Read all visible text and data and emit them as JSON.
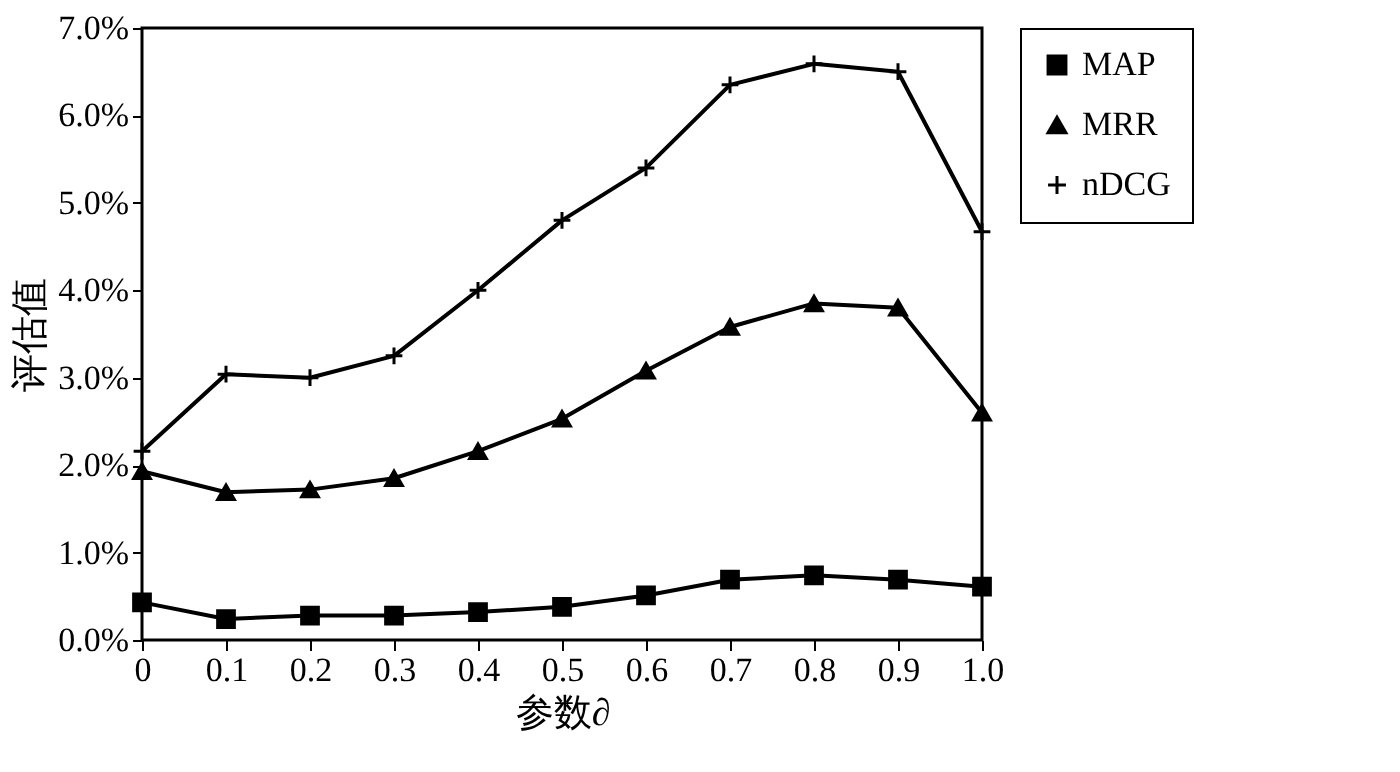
{
  "chart_data": {
    "type": "line",
    "xlabel": "参数∂",
    "ylabel": "评估值",
    "x": [
      0,
      0.1,
      0.2,
      0.3,
      0.4,
      0.5,
      0.6,
      0.7,
      0.8,
      0.9,
      1.0
    ],
    "xlim": [
      0,
      1
    ],
    "xticks": [
      {
        "value": 0,
        "label": "0"
      },
      0.1,
      0.2,
      0.3,
      0.4,
      0.5,
      0.6,
      0.7,
      0.8,
      0.9,
      {
        "value": 1,
        "label": "1.0"
      }
    ],
    "ylim": [
      0,
      7
    ],
    "yticks": [
      {
        "value": 0,
        "label": "0.0%"
      },
      {
        "value": 1,
        "label": "1.0%"
      },
      {
        "value": 2,
        "label": "2.0%"
      },
      {
        "value": 3,
        "label": "3.0%"
      },
      {
        "value": 4,
        "label": "4.0%"
      },
      {
        "value": 5,
        "label": "5.0%"
      },
      {
        "value": 6,
        "label": "6.0%"
      },
      {
        "value": 7,
        "label": "7.0%"
      }
    ],
    "grid": false,
    "legend": "right",
    "line_style": "solid",
    "series": [
      {
        "name": "MAP",
        "color": "#000000",
        "marker": "square",
        "values": [
          0.43,
          0.24,
          0.28,
          0.28,
          0.32,
          0.38,
          0.51,
          0.69,
          0.74,
          0.69,
          0.61
        ]
      },
      {
        "name": "MRR",
        "color": "#000000",
        "marker": "triangle",
        "values": [
          1.93,
          1.69,
          1.72,
          1.85,
          2.16,
          2.53,
          3.08,
          3.58,
          3.85,
          3.8,
          2.6
        ]
      },
      {
        "name": "nDCG",
        "color": "#000000",
        "marker": "cross",
        "values": [
          2.16,
          3.04,
          3.0,
          3.25,
          4.0,
          4.8,
          5.4,
          6.35,
          6.59,
          6.5,
          4.67
        ]
      }
    ]
  }
}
━━━━━━━━
# [PROMPT]
Every entry must be written out exactly, with all pictures left out.

# [WRITTEN RESPONSE]
Read all visible text and data and emit them as JSON.
{
  "chart_data": {
    "type": "line",
    "xlabel": "参数∂",
    "ylabel": "评估值",
    "x": [
      0,
      0.1,
      0.2,
      0.3,
      0.4,
      0.5,
      0.6,
      0.7,
      0.8,
      0.9,
      1.0
    ],
    "xlim": [
      0,
      1
    ],
    "xticks": [
      {
        "value": 0,
        "label": "0"
      },
      0.1,
      0.2,
      0.3,
      0.4,
      0.5,
      0.6,
      0.7,
      0.8,
      0.9,
      {
        "value": 1,
        "label": "1.0"
      }
    ],
    "ylim": [
      0,
      7
    ],
    "yticks": [
      {
        "value": 0,
        "label": "0.0%"
      },
      {
        "value": 1,
        "label": "1.0%"
      },
      {
        "value": 2,
        "label": "2.0%"
      },
      {
        "value": 3,
        "label": "3.0%"
      },
      {
        "value": 4,
        "label": "4.0%"
      },
      {
        "value": 5,
        "label": "5.0%"
      },
      {
        "value": 6,
        "label": "6.0%"
      },
      {
        "value": 7,
        "label": "7.0%"
      }
    ],
    "grid": false,
    "legend": "right",
    "line_style": "solid",
    "series": [
      {
        "name": "MAP",
        "color": "#000000",
        "marker": "square",
        "values": [
          0.43,
          0.24,
          0.28,
          0.28,
          0.32,
          0.38,
          0.51,
          0.69,
          0.74,
          0.69,
          0.61
        ]
      },
      {
        "name": "MRR",
        "color": "#000000",
        "marker": "triangle",
        "values": [
          1.93,
          1.69,
          1.72,
          1.85,
          2.16,
          2.53,
          3.08,
          3.58,
          3.85,
          3.8,
          2.6
        ]
      },
      {
        "name": "nDCG",
        "color": "#000000",
        "marker": "cross",
        "values": [
          2.16,
          3.04,
          3.0,
          3.25,
          4.0,
          4.8,
          5.4,
          6.35,
          6.59,
          6.5,
          4.67
        ]
      }
    ]
  }
}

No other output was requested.